INPUT ROWS >>
'''

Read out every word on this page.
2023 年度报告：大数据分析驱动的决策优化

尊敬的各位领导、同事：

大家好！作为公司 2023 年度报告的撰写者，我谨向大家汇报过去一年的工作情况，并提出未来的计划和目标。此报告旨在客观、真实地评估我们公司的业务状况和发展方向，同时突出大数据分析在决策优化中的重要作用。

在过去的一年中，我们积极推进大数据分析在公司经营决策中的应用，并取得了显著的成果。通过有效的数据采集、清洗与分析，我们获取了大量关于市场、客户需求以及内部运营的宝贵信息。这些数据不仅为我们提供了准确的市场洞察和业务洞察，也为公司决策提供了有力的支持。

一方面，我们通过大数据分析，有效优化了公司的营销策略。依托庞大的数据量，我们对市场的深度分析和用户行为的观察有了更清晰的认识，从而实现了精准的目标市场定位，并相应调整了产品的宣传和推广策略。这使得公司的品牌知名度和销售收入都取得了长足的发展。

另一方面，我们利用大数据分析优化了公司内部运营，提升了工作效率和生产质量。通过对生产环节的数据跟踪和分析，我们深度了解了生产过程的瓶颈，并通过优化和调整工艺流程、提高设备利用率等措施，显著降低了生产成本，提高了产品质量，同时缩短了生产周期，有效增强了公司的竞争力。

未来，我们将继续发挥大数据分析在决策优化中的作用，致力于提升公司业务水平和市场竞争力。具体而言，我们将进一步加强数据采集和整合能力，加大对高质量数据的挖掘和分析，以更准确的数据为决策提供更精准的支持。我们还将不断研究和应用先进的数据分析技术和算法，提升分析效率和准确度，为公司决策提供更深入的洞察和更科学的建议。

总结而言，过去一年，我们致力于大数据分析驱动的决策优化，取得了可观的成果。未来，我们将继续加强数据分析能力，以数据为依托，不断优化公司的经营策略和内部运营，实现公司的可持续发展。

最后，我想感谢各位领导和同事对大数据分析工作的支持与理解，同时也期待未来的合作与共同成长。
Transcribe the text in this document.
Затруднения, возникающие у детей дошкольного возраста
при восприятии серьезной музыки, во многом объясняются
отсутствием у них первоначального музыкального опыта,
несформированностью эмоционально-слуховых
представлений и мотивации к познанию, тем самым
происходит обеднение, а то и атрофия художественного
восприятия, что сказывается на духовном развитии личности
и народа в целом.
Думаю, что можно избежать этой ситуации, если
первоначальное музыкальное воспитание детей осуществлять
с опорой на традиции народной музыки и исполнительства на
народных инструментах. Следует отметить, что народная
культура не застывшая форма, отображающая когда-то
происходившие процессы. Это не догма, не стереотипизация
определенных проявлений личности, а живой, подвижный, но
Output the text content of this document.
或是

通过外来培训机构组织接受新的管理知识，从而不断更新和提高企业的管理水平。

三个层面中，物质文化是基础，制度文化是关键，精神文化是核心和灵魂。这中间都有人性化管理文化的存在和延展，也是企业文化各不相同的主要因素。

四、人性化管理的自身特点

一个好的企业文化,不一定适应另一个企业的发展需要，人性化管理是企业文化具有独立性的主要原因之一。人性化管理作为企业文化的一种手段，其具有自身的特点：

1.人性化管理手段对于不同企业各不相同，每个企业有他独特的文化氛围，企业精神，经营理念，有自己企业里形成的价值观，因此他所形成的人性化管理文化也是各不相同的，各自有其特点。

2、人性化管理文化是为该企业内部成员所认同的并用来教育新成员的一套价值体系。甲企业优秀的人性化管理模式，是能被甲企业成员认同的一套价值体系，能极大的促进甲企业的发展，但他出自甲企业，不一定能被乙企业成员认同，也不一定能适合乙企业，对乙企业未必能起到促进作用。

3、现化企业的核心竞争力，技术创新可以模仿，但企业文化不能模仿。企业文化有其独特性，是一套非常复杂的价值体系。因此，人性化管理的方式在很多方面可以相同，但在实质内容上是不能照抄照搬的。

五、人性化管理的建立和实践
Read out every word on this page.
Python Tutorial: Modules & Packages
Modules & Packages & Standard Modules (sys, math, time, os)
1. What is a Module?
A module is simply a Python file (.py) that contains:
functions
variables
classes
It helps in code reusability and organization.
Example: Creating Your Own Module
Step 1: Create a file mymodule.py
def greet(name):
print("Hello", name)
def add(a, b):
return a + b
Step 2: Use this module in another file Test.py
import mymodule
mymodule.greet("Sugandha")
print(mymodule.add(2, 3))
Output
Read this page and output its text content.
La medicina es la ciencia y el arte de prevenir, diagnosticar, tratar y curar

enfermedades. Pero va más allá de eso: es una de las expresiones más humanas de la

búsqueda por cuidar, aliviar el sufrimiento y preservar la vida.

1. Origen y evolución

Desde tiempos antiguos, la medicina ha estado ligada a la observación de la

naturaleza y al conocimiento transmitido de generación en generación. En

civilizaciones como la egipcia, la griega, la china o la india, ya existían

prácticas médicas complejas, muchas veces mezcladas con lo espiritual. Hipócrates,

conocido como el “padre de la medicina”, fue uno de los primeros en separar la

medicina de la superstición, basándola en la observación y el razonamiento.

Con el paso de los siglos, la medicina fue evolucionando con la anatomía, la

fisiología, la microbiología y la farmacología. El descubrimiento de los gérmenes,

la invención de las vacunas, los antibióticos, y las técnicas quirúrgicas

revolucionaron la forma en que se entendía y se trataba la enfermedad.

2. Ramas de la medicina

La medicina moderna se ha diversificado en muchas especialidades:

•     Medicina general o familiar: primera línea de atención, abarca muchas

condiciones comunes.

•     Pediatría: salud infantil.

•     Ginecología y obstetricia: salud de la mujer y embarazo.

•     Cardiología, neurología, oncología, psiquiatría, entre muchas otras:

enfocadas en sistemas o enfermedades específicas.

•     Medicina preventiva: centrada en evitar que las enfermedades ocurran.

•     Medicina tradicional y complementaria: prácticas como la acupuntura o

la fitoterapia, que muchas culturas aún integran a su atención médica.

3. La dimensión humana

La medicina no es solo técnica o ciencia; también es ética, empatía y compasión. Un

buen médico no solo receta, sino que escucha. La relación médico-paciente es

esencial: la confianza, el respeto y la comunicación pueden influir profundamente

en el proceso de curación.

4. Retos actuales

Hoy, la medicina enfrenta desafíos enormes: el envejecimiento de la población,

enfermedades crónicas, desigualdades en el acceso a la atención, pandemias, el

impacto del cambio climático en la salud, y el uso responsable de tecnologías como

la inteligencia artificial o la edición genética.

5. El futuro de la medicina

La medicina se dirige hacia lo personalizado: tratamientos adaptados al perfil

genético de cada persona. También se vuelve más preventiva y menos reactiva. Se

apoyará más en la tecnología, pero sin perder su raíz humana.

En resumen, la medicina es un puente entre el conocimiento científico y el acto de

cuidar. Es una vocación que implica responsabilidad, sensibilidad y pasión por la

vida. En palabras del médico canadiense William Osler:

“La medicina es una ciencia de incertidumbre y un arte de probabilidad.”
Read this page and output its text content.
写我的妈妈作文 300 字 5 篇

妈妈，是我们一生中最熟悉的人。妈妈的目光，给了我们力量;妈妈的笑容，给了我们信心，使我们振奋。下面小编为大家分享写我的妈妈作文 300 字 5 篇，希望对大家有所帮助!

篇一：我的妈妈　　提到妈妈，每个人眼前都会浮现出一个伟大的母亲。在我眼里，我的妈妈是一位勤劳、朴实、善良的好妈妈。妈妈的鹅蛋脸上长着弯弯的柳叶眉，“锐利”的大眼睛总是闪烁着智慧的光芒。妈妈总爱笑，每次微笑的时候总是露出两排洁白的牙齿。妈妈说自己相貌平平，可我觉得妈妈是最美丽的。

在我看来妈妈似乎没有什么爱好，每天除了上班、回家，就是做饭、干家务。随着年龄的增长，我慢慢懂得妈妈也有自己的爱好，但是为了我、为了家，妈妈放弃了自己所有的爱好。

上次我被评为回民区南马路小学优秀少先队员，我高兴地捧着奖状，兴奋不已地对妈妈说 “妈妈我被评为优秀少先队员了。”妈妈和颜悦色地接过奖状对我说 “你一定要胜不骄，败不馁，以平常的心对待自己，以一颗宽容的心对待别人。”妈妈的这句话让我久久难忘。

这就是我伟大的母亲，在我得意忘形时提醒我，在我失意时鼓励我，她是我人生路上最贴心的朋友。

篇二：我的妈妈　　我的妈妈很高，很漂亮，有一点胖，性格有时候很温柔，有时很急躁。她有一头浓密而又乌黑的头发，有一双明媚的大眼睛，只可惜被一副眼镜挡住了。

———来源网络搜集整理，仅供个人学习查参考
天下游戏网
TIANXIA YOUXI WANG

'''

Where a line of the data holds "document", show that line.

EXERCISE RESULT >>
Transcribe the text in this document.
Output the text content of this document.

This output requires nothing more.